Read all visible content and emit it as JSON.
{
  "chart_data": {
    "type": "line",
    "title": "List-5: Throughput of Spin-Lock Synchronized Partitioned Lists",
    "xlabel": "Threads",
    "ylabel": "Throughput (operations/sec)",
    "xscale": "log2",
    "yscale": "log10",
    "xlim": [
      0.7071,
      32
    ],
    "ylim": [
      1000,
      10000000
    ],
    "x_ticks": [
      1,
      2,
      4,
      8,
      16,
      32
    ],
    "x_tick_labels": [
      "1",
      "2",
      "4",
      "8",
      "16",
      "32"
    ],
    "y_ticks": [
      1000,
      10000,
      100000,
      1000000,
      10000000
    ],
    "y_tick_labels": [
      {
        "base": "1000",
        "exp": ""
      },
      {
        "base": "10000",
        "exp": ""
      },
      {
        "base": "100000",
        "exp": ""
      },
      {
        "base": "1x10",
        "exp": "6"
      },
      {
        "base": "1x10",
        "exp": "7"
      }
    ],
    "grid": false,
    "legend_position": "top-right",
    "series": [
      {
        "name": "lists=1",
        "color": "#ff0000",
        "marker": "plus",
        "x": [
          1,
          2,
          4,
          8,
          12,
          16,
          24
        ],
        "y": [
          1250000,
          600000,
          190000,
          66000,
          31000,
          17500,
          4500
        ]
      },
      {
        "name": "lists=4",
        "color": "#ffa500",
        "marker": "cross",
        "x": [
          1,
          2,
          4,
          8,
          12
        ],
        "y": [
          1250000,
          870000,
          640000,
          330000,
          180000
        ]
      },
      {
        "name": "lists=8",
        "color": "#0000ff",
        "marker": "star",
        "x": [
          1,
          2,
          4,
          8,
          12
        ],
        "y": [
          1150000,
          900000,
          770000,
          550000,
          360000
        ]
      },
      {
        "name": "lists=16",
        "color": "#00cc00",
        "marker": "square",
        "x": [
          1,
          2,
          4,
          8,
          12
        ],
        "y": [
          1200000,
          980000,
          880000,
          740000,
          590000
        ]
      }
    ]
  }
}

━━━━

To be done: In the entries above, find every line holding the word "name" and copy it out.

Full solution:
        "name": "lists=1",
        "name": "lists=4",
        "name": "lists=8",
        "name": "lists=16",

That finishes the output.